**READING TEXT:**
☆ ☆ ☆ ☆

Friday, December 11, 2009

Already Behind

Well, I guess I'll go back to posting when I feel like it. More like when I find the time. That's fine.

Even though I'm trying to include more positive stuff, tonight is not the night.

Mr. Man and I are stressed. Very stressed over the house stuff. We're also leaving for Europe in less than a week. Mr. Man also no longer really likes his job. He went from LOVING it to feeling frustrated because it's not a "career". Today and the past few days he's been extra doom and gloom. I can't take it much more.

Seriously, when he's depressed, which I would say he is heading back into clinical depression, it's like a life-sucking gray cloud hangs over him and around him. It is not fun to be around to him, to attempt to talk to him, or otherwise have anything to do with him. I guess this is the "worse" part in better or worse.

The problem is...I don't know what more I can do. I offer to listen, but he doesn't want to talk. I try to do things to cheer him up, he barely grimaces in return. I'm considering tough love, but I'm not sure that is what he needs. I think he needs a counselor, but he "hasn't found one he likes". I just want to call bull shit and say keep looking. For God's sake do something. But instead he just despairs himself into a black hole.

☆ ☆ ☆ ☆

**ENTRIES PROVIDED:**
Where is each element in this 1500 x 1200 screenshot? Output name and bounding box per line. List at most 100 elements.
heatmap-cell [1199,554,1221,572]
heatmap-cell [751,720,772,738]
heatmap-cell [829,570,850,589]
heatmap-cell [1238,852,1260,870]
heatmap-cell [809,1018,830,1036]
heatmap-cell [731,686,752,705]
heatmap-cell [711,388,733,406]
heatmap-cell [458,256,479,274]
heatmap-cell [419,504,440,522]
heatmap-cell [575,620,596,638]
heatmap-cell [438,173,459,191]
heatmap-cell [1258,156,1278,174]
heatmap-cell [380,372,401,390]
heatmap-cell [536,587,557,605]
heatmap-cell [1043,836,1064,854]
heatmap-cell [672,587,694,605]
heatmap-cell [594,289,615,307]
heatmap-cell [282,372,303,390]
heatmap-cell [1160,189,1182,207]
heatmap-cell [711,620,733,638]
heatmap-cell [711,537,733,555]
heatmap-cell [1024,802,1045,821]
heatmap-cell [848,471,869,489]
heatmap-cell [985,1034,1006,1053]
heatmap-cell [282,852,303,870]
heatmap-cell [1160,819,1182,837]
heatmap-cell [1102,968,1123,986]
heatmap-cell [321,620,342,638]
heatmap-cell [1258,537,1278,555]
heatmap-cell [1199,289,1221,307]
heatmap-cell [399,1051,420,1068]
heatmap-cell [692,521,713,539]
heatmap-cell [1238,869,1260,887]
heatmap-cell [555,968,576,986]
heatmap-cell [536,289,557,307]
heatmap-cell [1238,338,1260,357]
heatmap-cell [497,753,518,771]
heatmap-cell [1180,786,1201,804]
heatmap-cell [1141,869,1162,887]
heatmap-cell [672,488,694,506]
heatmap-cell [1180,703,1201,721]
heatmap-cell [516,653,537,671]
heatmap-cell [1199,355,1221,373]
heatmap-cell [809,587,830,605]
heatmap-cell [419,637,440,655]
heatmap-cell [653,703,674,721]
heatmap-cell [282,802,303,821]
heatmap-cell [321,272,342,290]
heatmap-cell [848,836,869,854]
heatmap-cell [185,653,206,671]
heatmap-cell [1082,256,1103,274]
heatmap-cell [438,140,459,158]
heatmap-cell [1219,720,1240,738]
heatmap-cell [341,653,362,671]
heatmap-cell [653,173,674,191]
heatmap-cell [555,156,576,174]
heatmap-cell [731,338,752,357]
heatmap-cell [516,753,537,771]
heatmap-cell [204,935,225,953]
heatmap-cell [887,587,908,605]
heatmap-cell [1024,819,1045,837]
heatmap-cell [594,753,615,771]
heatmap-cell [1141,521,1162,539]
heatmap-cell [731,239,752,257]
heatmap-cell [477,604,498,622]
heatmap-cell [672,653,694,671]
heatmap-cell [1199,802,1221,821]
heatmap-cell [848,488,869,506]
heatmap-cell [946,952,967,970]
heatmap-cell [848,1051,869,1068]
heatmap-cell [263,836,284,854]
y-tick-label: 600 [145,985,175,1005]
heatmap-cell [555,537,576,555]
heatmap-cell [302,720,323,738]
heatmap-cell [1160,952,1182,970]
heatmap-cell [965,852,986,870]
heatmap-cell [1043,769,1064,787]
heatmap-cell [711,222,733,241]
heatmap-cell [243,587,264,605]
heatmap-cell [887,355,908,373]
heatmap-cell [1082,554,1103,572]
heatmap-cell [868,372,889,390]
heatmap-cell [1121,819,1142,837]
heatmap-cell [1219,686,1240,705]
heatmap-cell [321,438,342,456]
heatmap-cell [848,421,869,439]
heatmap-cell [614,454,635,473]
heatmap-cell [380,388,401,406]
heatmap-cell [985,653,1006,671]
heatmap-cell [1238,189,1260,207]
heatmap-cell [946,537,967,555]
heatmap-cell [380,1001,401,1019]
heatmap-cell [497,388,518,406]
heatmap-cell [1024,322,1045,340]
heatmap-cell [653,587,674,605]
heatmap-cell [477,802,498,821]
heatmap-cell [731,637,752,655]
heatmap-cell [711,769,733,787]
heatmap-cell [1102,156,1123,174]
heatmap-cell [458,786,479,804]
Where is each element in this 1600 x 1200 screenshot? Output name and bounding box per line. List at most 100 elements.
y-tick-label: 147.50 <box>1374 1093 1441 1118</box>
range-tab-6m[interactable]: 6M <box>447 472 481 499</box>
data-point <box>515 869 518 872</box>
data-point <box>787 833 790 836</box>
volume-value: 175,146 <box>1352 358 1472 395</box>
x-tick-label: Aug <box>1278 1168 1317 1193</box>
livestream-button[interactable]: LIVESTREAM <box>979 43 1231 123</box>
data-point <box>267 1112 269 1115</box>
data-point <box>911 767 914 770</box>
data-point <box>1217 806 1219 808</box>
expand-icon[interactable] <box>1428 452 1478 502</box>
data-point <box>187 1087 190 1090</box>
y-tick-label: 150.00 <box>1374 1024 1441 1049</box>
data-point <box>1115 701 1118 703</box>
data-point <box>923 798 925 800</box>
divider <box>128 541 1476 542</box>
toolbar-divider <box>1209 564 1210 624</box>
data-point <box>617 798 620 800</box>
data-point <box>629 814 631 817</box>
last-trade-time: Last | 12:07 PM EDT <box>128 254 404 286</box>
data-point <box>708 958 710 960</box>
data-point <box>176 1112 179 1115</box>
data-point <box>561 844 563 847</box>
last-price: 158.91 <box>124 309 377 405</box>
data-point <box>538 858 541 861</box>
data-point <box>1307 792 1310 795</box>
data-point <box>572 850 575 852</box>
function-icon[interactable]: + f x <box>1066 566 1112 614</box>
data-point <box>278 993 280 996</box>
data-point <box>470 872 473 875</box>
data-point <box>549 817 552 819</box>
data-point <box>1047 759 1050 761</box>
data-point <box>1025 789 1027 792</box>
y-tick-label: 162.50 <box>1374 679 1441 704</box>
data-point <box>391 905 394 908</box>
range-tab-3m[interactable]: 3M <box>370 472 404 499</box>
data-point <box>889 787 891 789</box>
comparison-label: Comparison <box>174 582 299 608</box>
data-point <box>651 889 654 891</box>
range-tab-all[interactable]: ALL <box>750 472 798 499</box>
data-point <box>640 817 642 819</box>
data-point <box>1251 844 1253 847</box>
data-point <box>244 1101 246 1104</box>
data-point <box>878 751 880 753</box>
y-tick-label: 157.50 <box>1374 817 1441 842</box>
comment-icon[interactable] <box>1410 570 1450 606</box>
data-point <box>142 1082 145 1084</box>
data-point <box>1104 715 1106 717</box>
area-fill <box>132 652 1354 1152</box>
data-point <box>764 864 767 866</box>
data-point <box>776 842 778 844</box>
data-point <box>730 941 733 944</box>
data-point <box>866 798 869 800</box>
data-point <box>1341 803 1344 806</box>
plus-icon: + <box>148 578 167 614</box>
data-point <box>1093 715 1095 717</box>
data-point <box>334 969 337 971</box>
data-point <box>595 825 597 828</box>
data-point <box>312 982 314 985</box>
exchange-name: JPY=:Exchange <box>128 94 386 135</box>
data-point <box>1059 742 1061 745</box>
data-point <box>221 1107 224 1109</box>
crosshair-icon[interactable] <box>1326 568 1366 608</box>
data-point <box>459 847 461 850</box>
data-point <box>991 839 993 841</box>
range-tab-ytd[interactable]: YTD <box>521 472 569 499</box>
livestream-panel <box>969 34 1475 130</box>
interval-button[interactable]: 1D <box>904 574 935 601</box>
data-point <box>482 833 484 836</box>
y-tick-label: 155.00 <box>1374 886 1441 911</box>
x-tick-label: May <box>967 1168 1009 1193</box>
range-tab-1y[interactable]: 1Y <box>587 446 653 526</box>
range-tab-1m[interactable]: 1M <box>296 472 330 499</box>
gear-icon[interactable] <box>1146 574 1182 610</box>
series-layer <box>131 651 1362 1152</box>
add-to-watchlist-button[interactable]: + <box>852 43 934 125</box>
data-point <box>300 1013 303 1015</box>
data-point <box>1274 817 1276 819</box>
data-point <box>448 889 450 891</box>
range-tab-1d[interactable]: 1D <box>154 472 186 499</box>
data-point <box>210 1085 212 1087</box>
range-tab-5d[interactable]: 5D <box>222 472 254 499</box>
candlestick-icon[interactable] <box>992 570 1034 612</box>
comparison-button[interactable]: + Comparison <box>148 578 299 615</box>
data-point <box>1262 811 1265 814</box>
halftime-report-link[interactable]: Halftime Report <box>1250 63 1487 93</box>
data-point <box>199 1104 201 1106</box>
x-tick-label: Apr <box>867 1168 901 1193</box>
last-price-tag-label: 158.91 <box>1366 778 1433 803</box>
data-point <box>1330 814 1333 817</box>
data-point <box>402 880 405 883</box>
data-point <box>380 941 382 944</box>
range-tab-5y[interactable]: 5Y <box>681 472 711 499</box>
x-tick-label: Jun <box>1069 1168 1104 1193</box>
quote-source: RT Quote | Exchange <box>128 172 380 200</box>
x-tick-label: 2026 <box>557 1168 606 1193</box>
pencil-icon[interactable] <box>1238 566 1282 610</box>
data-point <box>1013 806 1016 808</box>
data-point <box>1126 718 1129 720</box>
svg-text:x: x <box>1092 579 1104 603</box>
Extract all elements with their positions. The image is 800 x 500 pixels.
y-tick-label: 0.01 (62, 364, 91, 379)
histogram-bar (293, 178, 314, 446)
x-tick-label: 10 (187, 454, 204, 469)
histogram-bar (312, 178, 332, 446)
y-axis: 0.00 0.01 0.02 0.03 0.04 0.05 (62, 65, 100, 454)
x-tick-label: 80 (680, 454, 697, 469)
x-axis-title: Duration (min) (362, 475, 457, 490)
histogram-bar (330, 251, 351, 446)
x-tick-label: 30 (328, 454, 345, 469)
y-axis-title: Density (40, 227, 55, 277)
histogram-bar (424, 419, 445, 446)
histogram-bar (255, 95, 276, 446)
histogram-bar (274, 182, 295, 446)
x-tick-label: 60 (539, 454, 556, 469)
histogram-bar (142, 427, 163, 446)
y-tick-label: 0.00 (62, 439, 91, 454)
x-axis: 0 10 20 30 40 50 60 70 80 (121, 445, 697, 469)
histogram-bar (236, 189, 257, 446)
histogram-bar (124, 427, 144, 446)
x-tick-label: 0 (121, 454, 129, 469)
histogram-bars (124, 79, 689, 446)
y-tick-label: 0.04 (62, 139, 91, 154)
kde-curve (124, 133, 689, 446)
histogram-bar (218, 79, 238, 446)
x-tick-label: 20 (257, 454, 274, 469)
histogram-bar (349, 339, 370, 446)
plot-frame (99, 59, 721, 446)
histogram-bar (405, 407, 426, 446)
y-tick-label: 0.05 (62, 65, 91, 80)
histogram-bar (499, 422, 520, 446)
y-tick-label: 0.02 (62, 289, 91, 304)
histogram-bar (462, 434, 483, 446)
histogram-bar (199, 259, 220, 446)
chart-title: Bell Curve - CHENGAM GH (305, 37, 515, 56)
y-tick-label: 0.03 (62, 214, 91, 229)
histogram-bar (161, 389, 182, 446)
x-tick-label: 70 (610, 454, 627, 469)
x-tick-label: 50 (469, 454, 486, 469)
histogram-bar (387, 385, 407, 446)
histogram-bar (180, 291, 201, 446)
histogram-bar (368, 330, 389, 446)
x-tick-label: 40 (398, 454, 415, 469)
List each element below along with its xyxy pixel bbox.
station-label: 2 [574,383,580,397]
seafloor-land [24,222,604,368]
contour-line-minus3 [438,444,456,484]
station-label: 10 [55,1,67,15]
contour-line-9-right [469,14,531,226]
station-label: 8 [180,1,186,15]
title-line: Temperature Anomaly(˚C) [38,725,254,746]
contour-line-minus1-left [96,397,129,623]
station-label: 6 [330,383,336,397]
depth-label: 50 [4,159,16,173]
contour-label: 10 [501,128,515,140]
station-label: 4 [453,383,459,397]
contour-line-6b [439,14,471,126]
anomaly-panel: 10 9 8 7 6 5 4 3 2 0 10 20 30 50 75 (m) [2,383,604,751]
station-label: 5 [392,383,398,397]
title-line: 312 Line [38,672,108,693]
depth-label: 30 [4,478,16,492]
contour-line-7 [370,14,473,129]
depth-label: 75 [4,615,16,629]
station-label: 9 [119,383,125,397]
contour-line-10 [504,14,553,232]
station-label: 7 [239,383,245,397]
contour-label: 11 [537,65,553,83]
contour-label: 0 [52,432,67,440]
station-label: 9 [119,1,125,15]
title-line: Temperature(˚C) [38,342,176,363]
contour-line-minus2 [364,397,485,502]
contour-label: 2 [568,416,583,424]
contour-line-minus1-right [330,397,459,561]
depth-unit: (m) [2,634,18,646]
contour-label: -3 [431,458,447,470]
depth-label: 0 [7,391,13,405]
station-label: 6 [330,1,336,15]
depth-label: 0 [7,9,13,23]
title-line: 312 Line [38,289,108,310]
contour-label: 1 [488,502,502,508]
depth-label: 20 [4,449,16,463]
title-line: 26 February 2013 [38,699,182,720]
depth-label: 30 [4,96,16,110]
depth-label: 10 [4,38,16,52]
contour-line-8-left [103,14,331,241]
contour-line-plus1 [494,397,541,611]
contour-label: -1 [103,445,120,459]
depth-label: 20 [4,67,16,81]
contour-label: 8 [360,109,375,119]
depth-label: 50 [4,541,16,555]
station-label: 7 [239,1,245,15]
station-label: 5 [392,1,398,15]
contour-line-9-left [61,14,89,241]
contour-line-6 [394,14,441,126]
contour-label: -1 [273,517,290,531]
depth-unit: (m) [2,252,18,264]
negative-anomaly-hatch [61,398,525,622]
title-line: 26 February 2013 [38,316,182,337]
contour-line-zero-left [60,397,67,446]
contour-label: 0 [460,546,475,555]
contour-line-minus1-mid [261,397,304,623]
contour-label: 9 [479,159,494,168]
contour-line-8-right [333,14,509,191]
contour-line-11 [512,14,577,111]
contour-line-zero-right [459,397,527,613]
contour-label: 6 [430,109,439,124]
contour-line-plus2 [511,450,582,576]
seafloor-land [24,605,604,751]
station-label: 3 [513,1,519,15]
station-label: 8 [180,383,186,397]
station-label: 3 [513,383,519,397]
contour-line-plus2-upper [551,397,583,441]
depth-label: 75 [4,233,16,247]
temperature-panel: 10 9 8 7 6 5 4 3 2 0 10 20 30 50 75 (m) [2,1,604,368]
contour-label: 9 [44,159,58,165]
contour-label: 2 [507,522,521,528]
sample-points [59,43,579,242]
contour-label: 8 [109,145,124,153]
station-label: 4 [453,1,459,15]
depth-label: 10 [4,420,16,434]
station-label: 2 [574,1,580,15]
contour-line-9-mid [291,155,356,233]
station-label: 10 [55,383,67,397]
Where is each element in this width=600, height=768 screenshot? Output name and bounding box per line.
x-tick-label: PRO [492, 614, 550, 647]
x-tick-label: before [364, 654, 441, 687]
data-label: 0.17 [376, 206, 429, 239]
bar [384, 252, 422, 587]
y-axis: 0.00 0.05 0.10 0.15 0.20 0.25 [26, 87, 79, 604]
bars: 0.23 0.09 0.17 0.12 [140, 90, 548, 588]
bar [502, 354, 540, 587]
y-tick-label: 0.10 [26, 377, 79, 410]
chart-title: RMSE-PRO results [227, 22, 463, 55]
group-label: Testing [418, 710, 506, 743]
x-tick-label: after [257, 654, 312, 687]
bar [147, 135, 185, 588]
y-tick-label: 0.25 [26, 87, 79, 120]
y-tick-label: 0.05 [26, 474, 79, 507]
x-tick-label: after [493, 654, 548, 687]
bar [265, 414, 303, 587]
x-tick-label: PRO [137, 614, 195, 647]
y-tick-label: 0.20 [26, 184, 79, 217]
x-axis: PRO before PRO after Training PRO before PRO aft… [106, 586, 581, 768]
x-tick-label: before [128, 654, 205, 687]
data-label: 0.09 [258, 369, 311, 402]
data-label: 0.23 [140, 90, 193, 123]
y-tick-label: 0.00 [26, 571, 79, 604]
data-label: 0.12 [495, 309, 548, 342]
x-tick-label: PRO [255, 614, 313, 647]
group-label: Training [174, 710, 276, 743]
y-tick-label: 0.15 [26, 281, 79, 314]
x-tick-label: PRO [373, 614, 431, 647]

☆ ☆ ☆ ☆

**ACTION ITEM A:** How would you translate this sentence from the blog post about Mr. Man's depression into Spanish: "We're also leaving for Europe in less than a week."?
**ACTION ITEM B:** Could you write what comes next in the blog post about Mr. Man's depression, picking up after its last sentence?
The records are separate from the blog post.

**RESULT A:** Además, nos vamos a Europa en menos de una semana.

**RESULT B:**
And it's not like I'm super mentally stable here. I'm borderline depressed too. I feel like a failure too. This shit is happening to me too. And on top if it, I'm working TWO jobs, both of which are more demanding than his one, thanks very much. Sure pretty flexible hours, but way more demanding.

What kills me is that we're supposed to be best friends. Partners. And he's shutting me out. Whenever anything gets tough, he shuts down, and shuts me out. What kind of friend is that? How can we be partners when he excludes me from the important stuff?

The worst part is, I feel like he's all talk and mope, and no action. You want a career sir? Then go fucking get one. Stop the woe-is-me-my-life-is-shit routine and do something about it. Until now we needed you to keep a job to pay the mortgage. Now? We're short selling the house and not paying the mortgage, so go do whatever it is you have to do to Pull. Your. Head. Out.

Ugh. I'm just so frustrated.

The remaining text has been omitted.